Collected data entries:

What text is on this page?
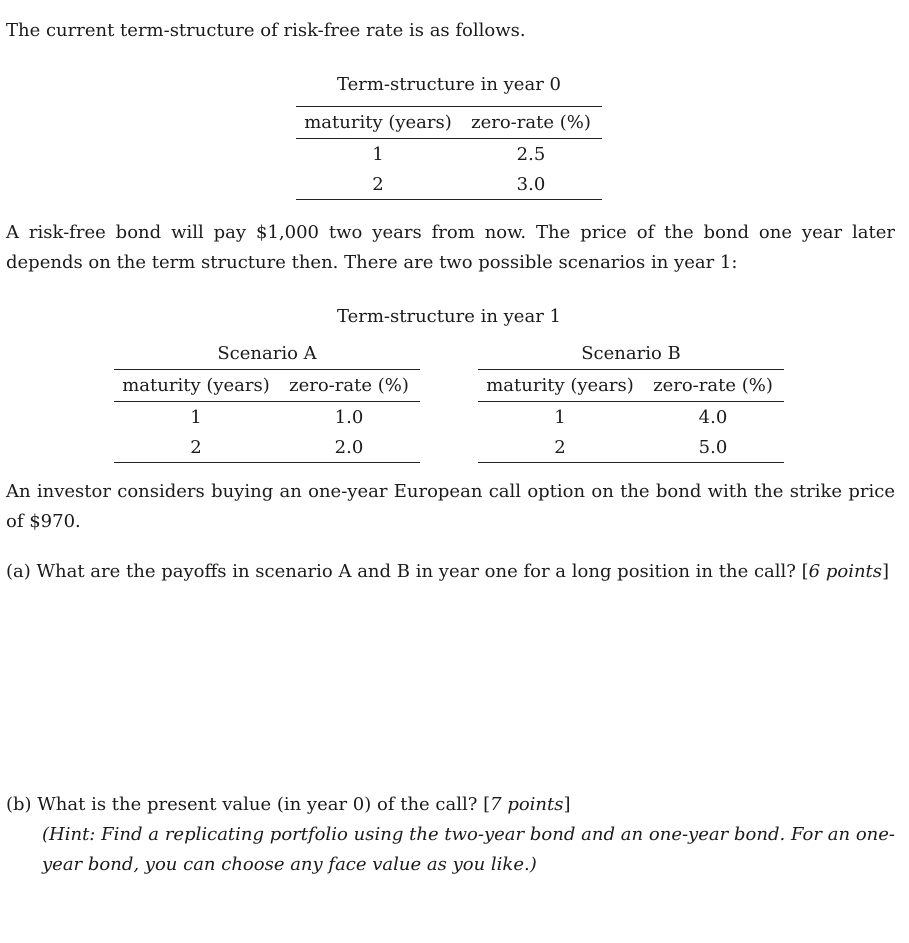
The current term-structure of risk-free rate is as follows.
Term-structure in year 0
maturity (years)	zero-rate (%)
1	2.5
2	3.0
A risk-free bond will pay $1,000 two years from now. The price of the bond one year later depends on the term structure then. There are two possible scenarios in year 1:
Term-structure in year 1
Scenario A
maturity (years)	zero-rate (%)
1	1.0
2	2.0
Scenario B
maturity (years)	zero-rate (%)
1	4.0
2	5.0
An investor considers buying an one-year European call option on the bond with the strike price of $970.
(a) What are the payoffs in scenario A and B in year one for a long position in the call? [6 points]
(b) What is the present value (in year 0) of the call? [7 points]
(Hint: Find a replicating portfolio using the two-year bond and an one-year bond. For an one-year bond, you can choose any face value as you like.)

## [Task details]
Count each line above in which the string "structure" appears, then state only the total.

## [Output below]
4